(Dataset records)
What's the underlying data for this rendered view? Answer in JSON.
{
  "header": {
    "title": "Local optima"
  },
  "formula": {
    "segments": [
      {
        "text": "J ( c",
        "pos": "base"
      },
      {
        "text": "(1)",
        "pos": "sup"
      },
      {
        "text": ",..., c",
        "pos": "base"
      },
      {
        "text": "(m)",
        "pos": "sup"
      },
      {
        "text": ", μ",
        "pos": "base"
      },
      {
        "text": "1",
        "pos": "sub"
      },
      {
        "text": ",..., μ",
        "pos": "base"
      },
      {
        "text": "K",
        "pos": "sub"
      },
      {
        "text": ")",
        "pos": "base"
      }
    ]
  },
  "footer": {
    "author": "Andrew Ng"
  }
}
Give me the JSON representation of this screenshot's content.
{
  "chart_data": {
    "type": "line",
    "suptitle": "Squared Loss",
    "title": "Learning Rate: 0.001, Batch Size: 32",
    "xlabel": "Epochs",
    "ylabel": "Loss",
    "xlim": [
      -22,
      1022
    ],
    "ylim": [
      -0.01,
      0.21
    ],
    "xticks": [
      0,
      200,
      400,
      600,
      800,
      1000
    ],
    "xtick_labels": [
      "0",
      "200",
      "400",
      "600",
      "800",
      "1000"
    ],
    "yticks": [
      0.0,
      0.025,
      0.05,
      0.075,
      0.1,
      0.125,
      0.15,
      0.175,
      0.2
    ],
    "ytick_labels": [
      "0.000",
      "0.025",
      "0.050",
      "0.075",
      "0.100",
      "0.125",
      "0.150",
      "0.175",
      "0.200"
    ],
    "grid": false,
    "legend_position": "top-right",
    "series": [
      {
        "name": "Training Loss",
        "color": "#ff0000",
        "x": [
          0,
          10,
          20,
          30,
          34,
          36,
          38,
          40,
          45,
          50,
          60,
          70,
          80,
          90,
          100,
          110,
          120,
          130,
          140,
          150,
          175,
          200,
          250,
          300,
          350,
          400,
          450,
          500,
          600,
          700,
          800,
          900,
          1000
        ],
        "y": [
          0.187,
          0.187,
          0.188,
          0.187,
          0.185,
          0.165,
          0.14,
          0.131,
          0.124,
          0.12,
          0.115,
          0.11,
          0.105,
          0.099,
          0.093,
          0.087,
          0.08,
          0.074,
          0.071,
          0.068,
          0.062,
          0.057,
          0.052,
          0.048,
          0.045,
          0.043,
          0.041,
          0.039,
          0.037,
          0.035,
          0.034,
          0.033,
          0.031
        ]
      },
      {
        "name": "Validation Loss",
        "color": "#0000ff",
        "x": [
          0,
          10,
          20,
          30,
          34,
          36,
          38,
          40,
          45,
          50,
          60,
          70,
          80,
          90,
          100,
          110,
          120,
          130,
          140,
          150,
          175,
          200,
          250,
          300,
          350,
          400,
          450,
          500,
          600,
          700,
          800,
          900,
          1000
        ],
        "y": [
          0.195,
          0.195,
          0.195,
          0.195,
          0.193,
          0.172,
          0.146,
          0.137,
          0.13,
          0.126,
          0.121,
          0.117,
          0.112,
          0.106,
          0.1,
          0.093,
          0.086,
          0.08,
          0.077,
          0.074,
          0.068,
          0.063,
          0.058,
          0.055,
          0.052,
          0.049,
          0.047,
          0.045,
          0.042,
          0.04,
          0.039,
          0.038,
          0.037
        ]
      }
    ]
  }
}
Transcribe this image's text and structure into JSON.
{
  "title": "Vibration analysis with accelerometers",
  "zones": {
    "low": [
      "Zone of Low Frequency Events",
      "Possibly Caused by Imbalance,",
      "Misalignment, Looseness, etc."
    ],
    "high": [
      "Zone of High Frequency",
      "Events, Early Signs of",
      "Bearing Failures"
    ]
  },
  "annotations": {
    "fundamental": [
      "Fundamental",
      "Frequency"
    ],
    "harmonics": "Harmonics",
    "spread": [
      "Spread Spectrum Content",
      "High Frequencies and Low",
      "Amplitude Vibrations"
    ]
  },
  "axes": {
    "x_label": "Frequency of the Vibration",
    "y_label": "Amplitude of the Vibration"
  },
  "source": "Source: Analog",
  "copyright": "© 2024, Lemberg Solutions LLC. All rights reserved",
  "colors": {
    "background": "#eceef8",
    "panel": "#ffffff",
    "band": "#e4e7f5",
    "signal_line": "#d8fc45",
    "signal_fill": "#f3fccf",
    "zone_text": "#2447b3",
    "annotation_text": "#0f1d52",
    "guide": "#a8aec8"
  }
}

_REQUIREMENT_:
Transcribe the material exactly as it reads.

_RESPONSE TO THE TASK_:
What's the underlying data for this rendered view? Answer in JSON.
{
  "header": {
    "title": "Local optima"
  },
  "formula": {
    "segments": [
      {
        "text": "J ( c",
        "pos": "base"
      },
      {
        "text": "(1)",
        "pos": "sup"
      },
      {
        "text": ",..., c",
        "pos": "base"
      },
      {
        "text": "(m)",
        "pos": "sup"
      },
      {
        "text": ", μ",
        "pos": "base"
      },
      {
        "text": "1",
        "pos": "sub"
      },
      {
        "text": ",..., μ",
        "pos": "base"
      },
      {
        "text": "K",
        "pos": "sub"
      },
      {
        "text": ")",
        "pos": "base"
      }
    ]
  },
  "footer": {
    "author": "Andrew Ng"
  }
}
Give me the JSON representation of this screenshot's content.
{
  "chart_data": {
    "type": "line",
    "suptitle": "Squared Loss",
    "title": "Learning Rate: 0.001, Batch Size: 32",
    "xlabel": "Epochs",
    "ylabel": "Loss",
    "xlim": [
      -22,
      1022
    ],
    "ylim": [
      -0.01,
      0.21
    ],
    "xticks": [
      0,
      200,
      400,
      600,
      800,
      1000
    ],
    "xtick_labels": [
      "0",
      "200",
      "400",
      "600",
      "800",
      "1000"
    ],
    "yticks": [
      0.0,
      0.025,
      0.05,
      0.075,
      0.1,
      0.125,
      0.15,
      0.175,
      0.2
    ],
    "ytick_labels": [
      "0.000",
      "0.025",
      "0.050",
      "0.075",
      "0.100",
      "0.125",
      "0.150",
      "0.175",
      "0.200"
    ],
    "grid": false,
    "legend_position": "top-right",
    "series": [
      {
        "name": "Training Loss",
        "color": "#ff0000",
        "x": [
          0,
          10,
          20,
          30,
          34,
          36,
          38,
          40,
          45,
          50,
          60,
          70,
          80,
          90,
          100,
          110,
          120,
          130,
          140,
          150,
          175,
          200,
          250,
          300,
          350,
          400,
          450,
          500,
          600,
          700,
          800,
          900,
          1000
        ],
        "y": [
          0.187,
          0.187,
          0.188,
          0.187,
          0.185,
          0.165,
          0.14,
          0.131,
          0.124,
          0.12,
          0.115,
          0.11,
          0.105,
          0.099,
          0.093,
          0.087,
          0.08,
          0.074,
          0.071,
          0.068,
          0.062,
          0.057,
          0.052,
          0.048,
          0.045,
          0.043,
          0.041,
          0.039,
          0.037,
          0.035,
          0.034,
          0.033,
          0.031
        ]
      },
      {
        "name": "Validation Loss",
        "color": "#0000ff",
        "x": [
          0,
          10,
          20,
          30,
          34,
          36,
          38,
          40,
          45,
          50,
          60,
          70,
          80,
          90,
          100,
          110,
          120,
          130,
          140,
          150,
          175,
          200,
          250,
          300,
          350,
          400,
          450,
          500,
          600,
          700,
          800,
          900,
          1000
        ],
        "y": [
          0.195,
          0.195,
          0.195,
          0.195,
          0.193,
          0.172,
          0.146,
          0.137,
          0.13,
          0.126,
          0.121,
          0.117,
          0.112,
          0.106,
          0.1,
          0.093,
          0.086,
          0.08,
          0.077,
          0.074,
          0.068,
          0.063,
          0.058,
          0.055,
          0.052,
          0.049,
          0.047,
          0.045,
          0.042,
          0.04,
          0.039,
          0.038,
          0.037
        ]
      }
    ]
  }
}
Transcribe this image's text and structure into JSON.
{
  "title": "Vibration analysis with accelerometers",
  "zones": {
    "low": [
      "Zone of Low Frequency Events",
      "Possibly Caused by Imbalance,",
      "Misalignment, Looseness, etc."
    ],
    "high": [
      "Zone of High Frequency",
      "Events, Early Signs of",
      "Bearing Failures"
    ]
  },
  "annotations": {
    "fundamental": [
      "Fundamental",
      "Frequency"
    ],
    "harmonics": "Harmonics",
    "spread": [
      "Spread Spectrum Content",
      "High Frequencies and Low",
      "Amplitude Vibrations"
    ]
  },
  "axes": {
    "x_label": "Frequency of the Vibration",
    "y_label": "Amplitude of the Vibration"
  },
  "source": "Source: Analog",
  "copyright": "© 2024, Lemberg Solutions LLC. All rights reserved",
  "colors": {
    "background": "#eceef8",
    "panel": "#ffffff",
    "band": "#e4e7f5",
    "signal_line": "#d8fc45",
    "signal_fill": "#f3fccf",
    "zone_text": "#2447b3",
    "annotation_text": "#0f1d52",
    "guide": "#a8aec8"
  }
}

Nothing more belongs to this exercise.